→ SET PROBLEM: Omit all images. Write out the rest of the material exactly.

→ ENTRIES SHOWN:

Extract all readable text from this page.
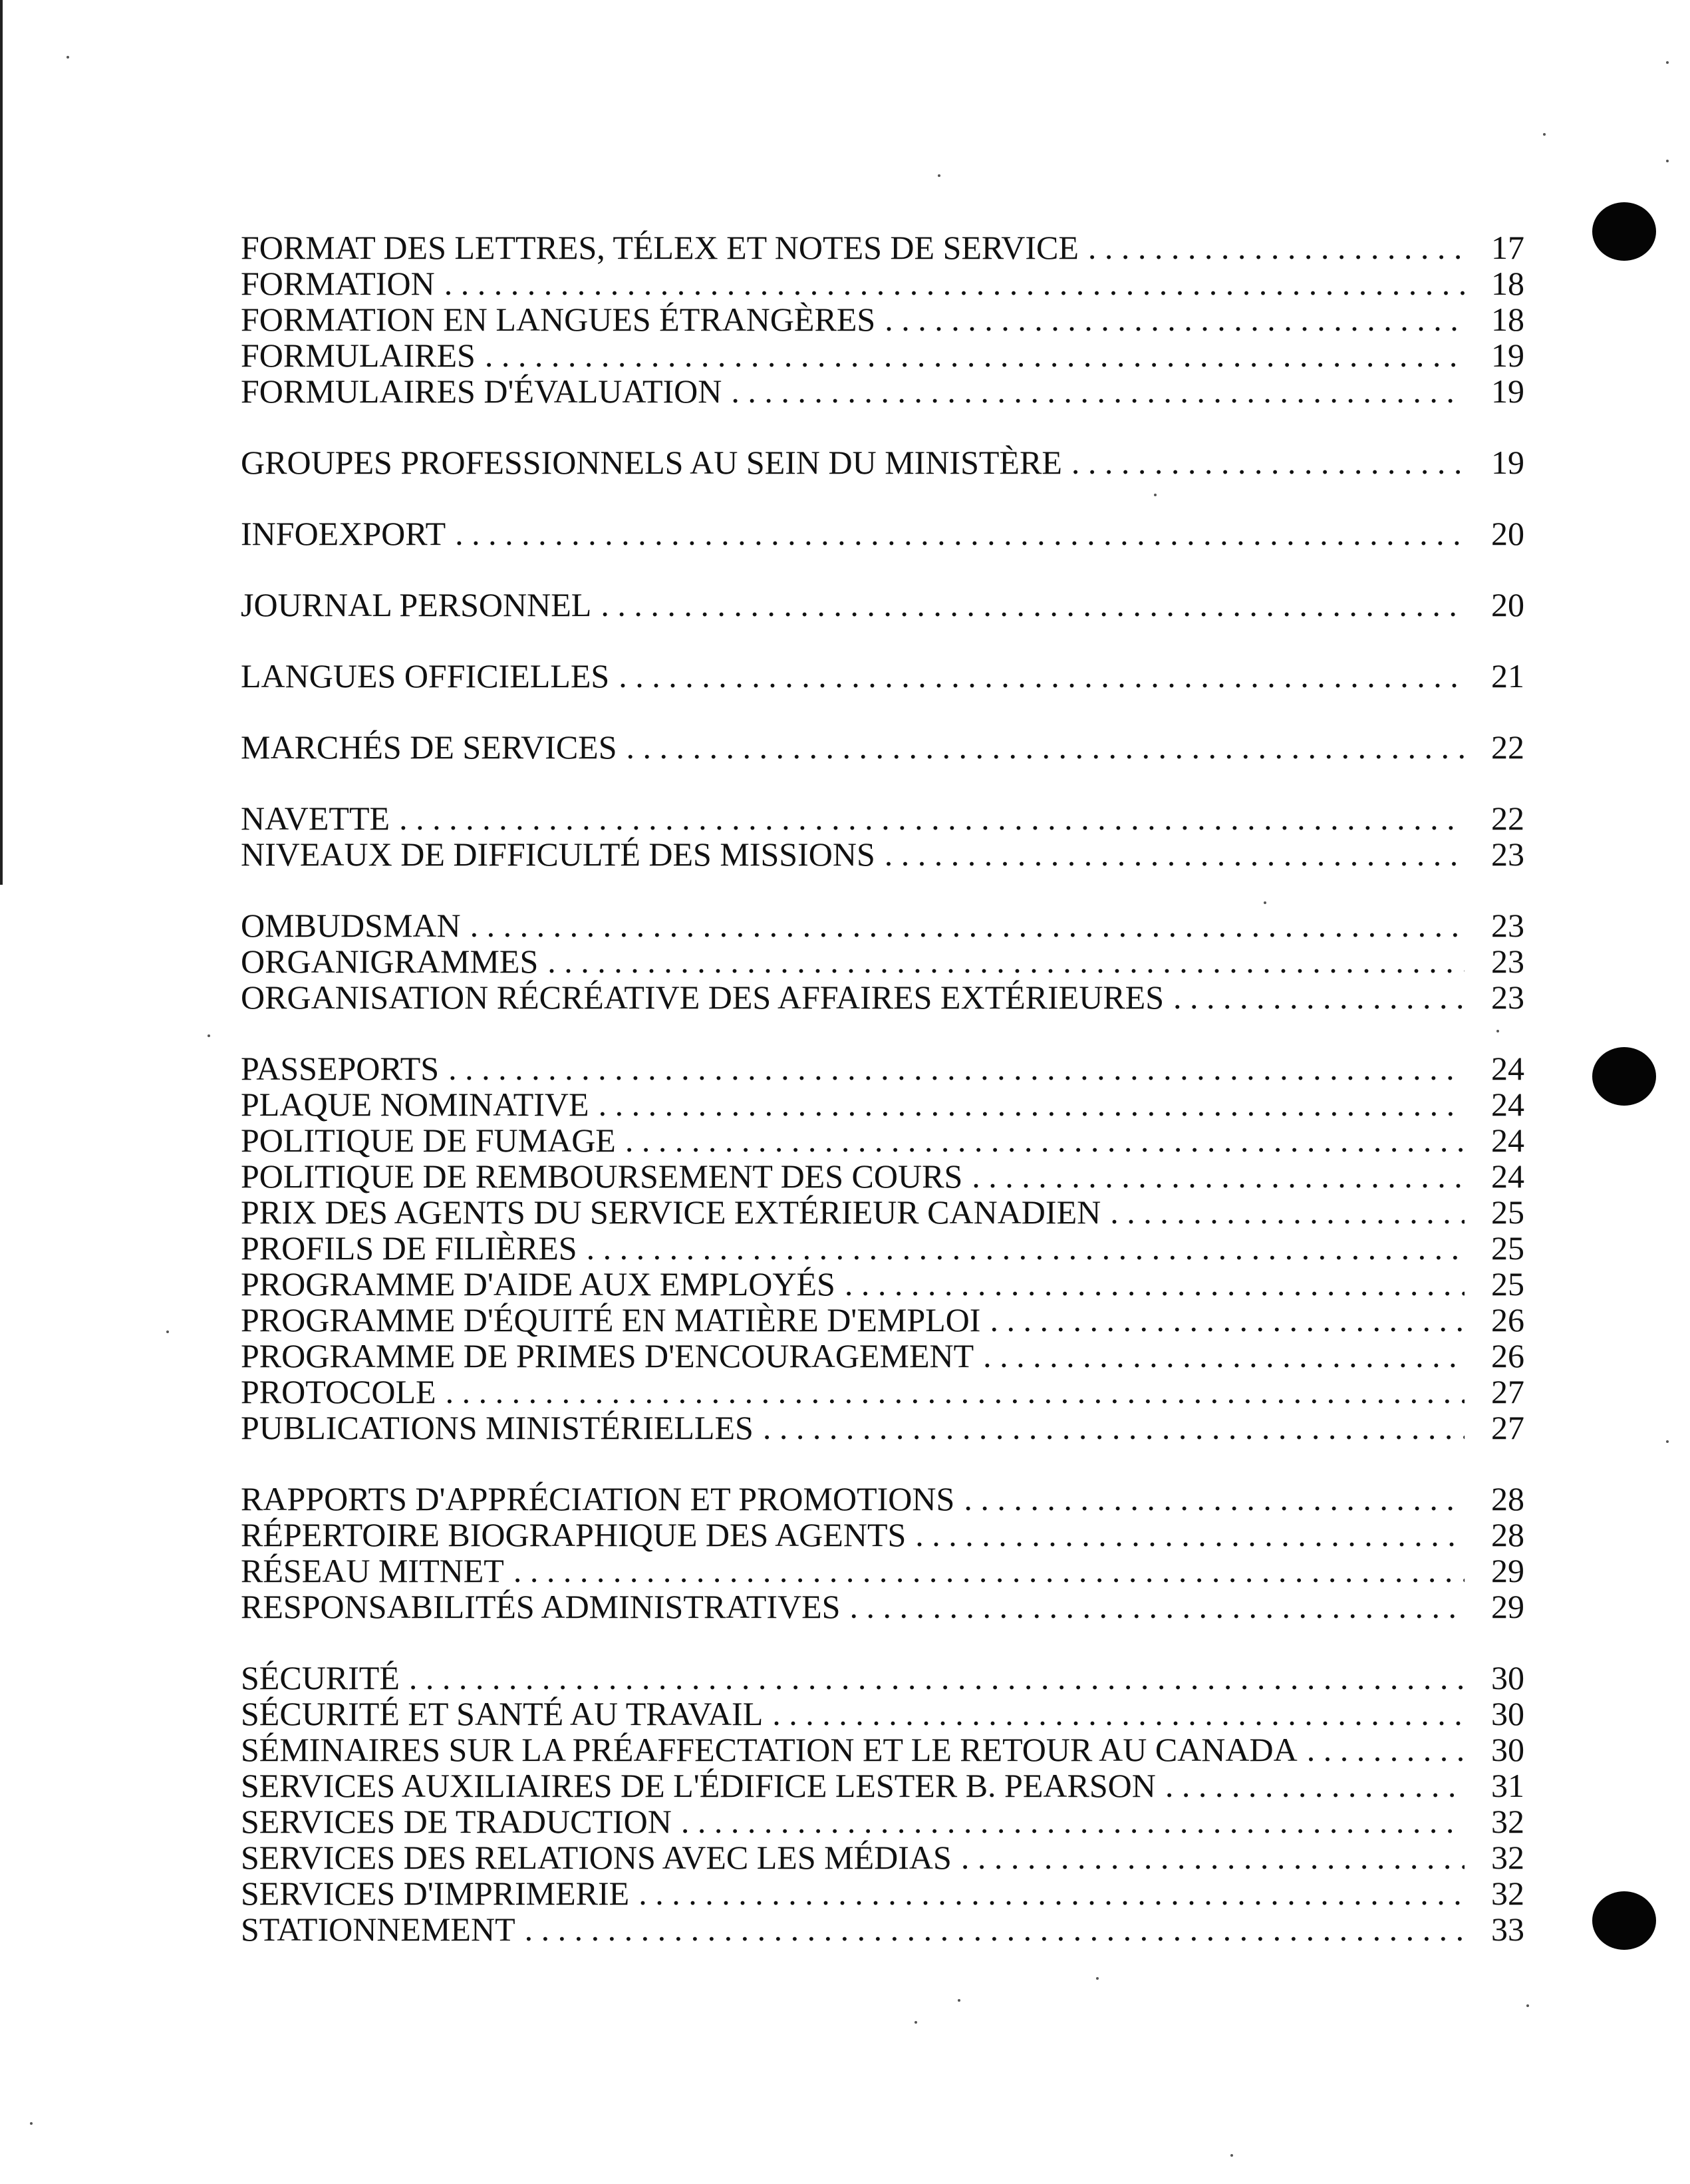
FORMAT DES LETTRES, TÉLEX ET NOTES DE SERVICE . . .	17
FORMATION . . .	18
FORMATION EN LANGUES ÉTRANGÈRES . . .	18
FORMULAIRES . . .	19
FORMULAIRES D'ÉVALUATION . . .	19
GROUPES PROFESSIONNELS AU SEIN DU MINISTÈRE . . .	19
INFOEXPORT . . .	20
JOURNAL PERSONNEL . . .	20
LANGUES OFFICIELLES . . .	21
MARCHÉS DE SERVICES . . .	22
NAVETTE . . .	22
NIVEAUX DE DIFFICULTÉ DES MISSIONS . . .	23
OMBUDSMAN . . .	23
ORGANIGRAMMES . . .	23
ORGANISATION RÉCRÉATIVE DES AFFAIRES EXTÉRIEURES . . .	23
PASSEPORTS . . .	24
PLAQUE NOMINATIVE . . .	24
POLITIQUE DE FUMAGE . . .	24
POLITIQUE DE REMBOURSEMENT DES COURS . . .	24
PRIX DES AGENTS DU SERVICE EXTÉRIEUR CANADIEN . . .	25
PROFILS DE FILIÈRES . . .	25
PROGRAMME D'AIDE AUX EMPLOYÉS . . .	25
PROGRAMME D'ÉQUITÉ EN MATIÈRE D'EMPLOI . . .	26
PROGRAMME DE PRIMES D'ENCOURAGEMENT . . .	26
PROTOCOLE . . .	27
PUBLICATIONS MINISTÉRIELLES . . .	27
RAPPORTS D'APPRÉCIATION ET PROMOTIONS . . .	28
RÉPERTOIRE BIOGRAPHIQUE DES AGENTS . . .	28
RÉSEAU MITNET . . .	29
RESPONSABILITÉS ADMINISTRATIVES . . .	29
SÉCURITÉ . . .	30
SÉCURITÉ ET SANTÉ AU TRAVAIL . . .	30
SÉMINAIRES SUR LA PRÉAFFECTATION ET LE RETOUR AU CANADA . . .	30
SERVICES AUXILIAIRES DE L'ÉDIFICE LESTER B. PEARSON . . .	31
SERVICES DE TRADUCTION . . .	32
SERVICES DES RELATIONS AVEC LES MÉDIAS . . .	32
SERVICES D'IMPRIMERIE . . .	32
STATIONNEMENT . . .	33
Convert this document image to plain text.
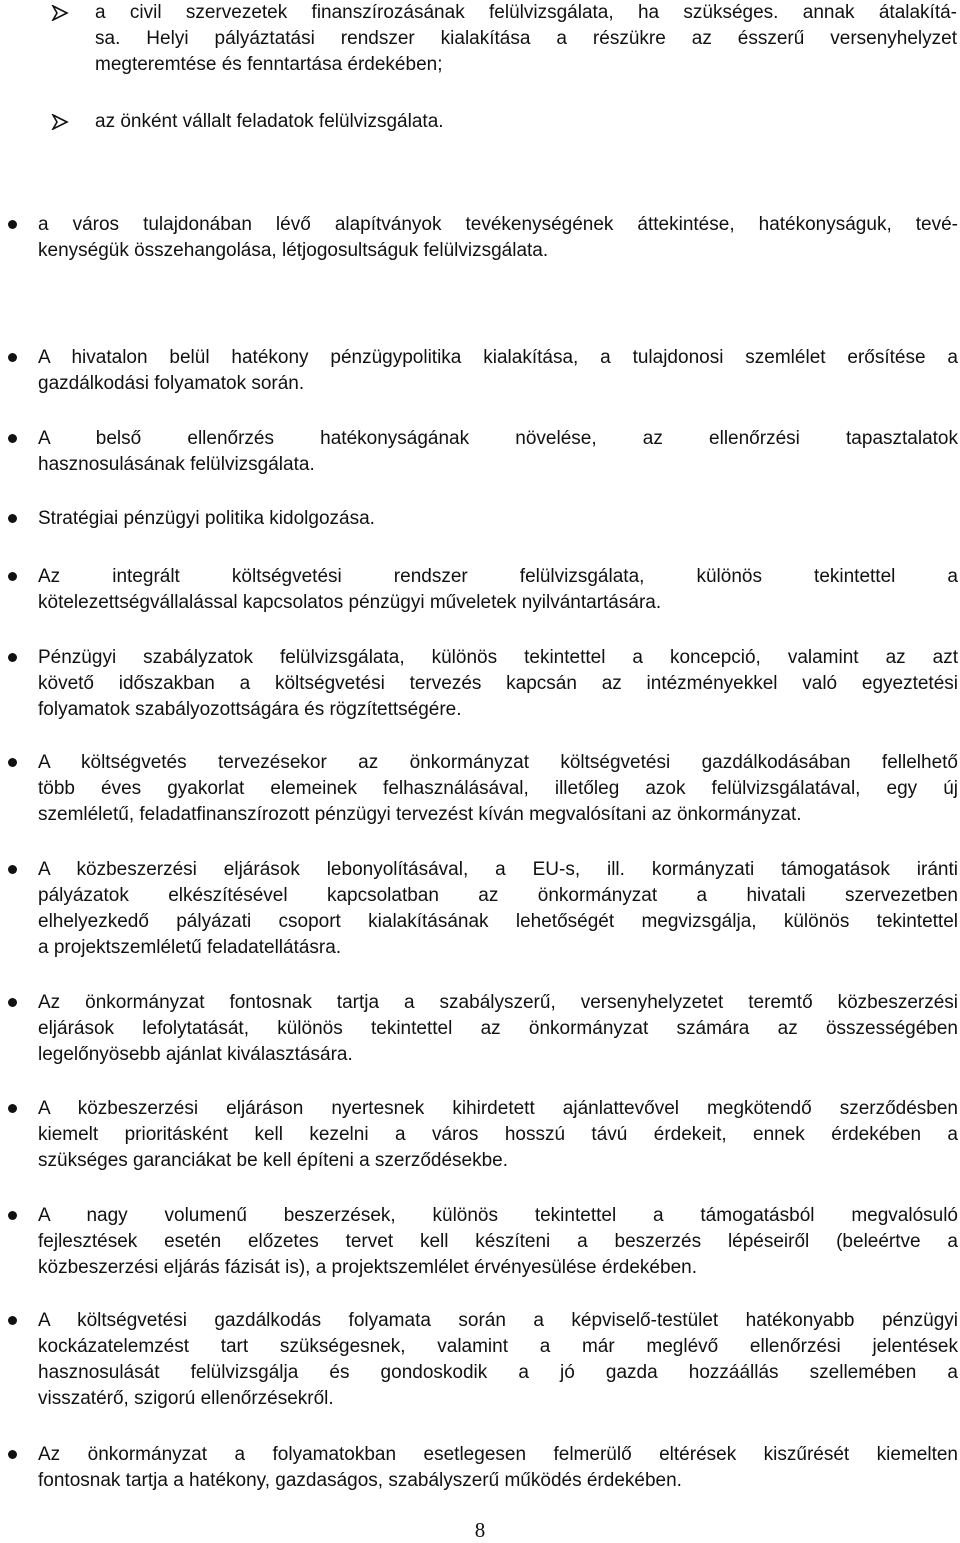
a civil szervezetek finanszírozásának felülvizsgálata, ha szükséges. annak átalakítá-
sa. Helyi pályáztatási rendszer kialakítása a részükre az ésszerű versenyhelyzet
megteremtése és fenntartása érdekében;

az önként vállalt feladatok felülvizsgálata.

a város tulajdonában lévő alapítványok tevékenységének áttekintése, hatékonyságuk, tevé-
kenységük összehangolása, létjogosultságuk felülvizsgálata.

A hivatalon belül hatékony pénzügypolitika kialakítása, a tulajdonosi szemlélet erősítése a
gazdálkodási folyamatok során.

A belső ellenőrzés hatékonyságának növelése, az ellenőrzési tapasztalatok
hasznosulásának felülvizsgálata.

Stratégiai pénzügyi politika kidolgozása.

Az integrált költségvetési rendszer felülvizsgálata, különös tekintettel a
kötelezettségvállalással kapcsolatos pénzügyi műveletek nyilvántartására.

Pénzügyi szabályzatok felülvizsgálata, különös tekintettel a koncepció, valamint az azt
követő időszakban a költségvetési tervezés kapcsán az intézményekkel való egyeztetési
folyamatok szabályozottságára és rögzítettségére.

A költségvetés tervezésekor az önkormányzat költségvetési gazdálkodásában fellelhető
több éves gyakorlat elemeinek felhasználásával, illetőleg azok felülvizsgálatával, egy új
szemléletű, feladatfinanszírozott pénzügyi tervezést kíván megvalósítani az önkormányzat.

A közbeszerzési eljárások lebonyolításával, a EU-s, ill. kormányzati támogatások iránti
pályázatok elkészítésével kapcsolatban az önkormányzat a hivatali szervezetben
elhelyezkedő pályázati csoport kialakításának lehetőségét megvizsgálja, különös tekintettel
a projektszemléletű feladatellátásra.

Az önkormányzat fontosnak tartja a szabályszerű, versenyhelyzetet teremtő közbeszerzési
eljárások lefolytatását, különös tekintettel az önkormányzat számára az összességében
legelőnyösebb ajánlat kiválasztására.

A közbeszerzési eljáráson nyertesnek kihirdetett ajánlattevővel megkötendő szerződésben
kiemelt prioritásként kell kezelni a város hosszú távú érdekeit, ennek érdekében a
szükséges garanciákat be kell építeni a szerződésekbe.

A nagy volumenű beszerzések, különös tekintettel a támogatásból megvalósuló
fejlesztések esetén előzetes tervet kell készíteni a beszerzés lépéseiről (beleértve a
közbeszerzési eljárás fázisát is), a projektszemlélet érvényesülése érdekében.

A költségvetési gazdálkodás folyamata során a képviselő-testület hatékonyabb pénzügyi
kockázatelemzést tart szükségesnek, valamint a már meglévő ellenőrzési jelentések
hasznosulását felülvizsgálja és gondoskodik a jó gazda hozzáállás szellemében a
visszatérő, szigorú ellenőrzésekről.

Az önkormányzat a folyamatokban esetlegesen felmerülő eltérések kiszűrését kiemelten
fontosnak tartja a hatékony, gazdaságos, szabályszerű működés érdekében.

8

→ THE RESPONSE:
Extract all readable text from this page.
FORMAT DES LETTRES, TÉLEX ET NOTES DE SERVICE . . .	17
FORMATION . . .	18
FORMATION EN LANGUES ÉTRANGÈRES . . .	18
FORMULAIRES . . .	19
FORMULAIRES D'ÉVALUATION . . .	19
GROUPES PROFESSIONNELS AU SEIN DU MINISTÈRE . . .	19
INFOEXPORT . . .	20
JOURNAL PERSONNEL . . .	20
LANGUES OFFICIELLES . . .	21
MARCHÉS DE SERVICES . . .	22
NAVETTE . . .	22
NIVEAUX DE DIFFICULTÉ DES MISSIONS . . .	23
OMBUDSMAN . . .	23
ORGANIGRAMMES . . .	23
ORGANISATION RÉCRÉATIVE DES AFFAIRES EXTÉRIEURES . . .	23
PASSEPORTS . . .	24
PLAQUE NOMINATIVE . . .	24
POLITIQUE DE FUMAGE . . .	24
POLITIQUE DE REMBOURSEMENT DES COURS . . .	24
PRIX DES AGENTS DU SERVICE EXTÉRIEUR CANADIEN . . .	25
PROFILS DE FILIÈRES . . .	25
PROGRAMME D'AIDE AUX EMPLOYÉS . . .	25
PROGRAMME D'ÉQUITÉ EN MATIÈRE D'EMPLOI . . .	26
PROGRAMME DE PRIMES D'ENCOURAGEMENT . . .	26
PROTOCOLE . . .	27
PUBLICATIONS MINISTÉRIELLES . . .	27
RAPPORTS D'APPRÉCIATION ET PROMOTIONS . . .	28
RÉPERTOIRE BIOGRAPHIQUE DES AGENTS . . .	28
RÉSEAU MITNET . . .	29
RESPONSABILITÉS ADMINISTRATIVES . . .	29
SÉCURITÉ . . .	30
SÉCURITÉ ET SANTÉ AU TRAVAIL . . .	30
SÉMINAIRES SUR LA PRÉAFFECTATION ET LE RETOUR AU CANADA . . .	30
SERVICES AUXILIAIRES DE L'ÉDIFICE LESTER B. PEARSON . . .	31
SERVICES DE TRADUCTION . . .	32
SERVICES DES RELATIONS AVEC LES MÉDIAS . . .	32
SERVICES D'IMPRIMERIE . . .	32
STATIONNEMENT . . .	33
Convert this document image to plain text.
a civil szervezetek finanszírozásának felülvizsgálata, ha szükséges. annak átalakítá-
sa. Helyi pályáztatási rendszer kialakítása a részükre az ésszerű versenyhelyzet
megteremtése és fenntartása érdekében;

az önként vállalt feladatok felülvizsgálata.

a város tulajdonában lévő alapítványok tevékenységének áttekintése, hatékonyságuk, tevé-
kenységük összehangolása, létjogosultságuk felülvizsgálata.

A hivatalon belül hatékony pénzügypolitika kialakítása, a tulajdonosi szemlélet erősítése a
gazdálkodási folyamatok során.

A belső ellenőrzés hatékonyságának növelése, az ellenőrzési tapasztalatok
hasznosulásának felülvizsgálata.

Stratégiai pénzügyi politika kidolgozása.

Az integrált költségvetési rendszer felülvizsgálata, különös tekintettel a
kötelezettségvállalással kapcsolatos pénzügyi műveletek nyilvántartására.

Pénzügyi szabályzatok felülvizsgálata, különös tekintettel a koncepció, valamint az azt
követő időszakban a költségvetési tervezés kapcsán az intézményekkel való egyeztetési
folyamatok szabályozottságára és rögzítettségére.

A költségvetés tervezésekor az önkormányzat költségvetési gazdálkodásában fellelhető
több éves gyakorlat elemeinek felhasználásával, illetőleg azok felülvizsgálatával, egy új
szemléletű, feladatfinanszírozott pénzügyi tervezést kíván megvalósítani az önkormányzat.

A közbeszerzési eljárások lebonyolításával, a EU-s, ill. kormányzati támogatások iránti
pályázatok elkészítésével kapcsolatban az önkormányzat a hivatali szervezetben
elhelyezkedő pályázati csoport kialakításának lehetőségét megvizsgálja, különös tekintettel
a projektszemléletű feladatellátásra.

Az önkormányzat fontosnak tartja a szabályszerű, versenyhelyzetet teremtő közbeszerzési
eljárások lefolytatását, különös tekintettel az önkormányzat számára az összességében
legelőnyösebb ajánlat kiválasztására.

A közbeszerzési eljáráson nyertesnek kihirdetett ajánlattevővel megkötendő szerződésben
kiemelt prioritásként kell kezelni a város hosszú távú érdekeit, ennek érdekében a
szükséges garanciákat be kell építeni a szerződésekbe.

A nagy volumenű beszerzések, különös tekintettel a támogatásból megvalósuló
fejlesztések esetén előzetes tervet kell készíteni a beszerzés lépéseiről (beleértve a
közbeszerzési eljárás fázisát is), a projektszemlélet érvényesülése érdekében.

A költségvetési gazdálkodás folyamata során a képviselő-testület hatékonyabb pénzügyi
kockázatelemzést tart szükségesnek, valamint a már meglévő ellenőrzési jelentések
hasznosulását felülvizsgálja és gondoskodik a jó gazda hozzáállás szellemében a
visszatérő, szigorú ellenőrzésekről.

Az önkormányzat a folyamatokban esetlegesen felmerülő eltérések kiszűrését kiemelten
fontosnak tartja a hatékony, gazdaságos, szabályszerű működés érdekében.

8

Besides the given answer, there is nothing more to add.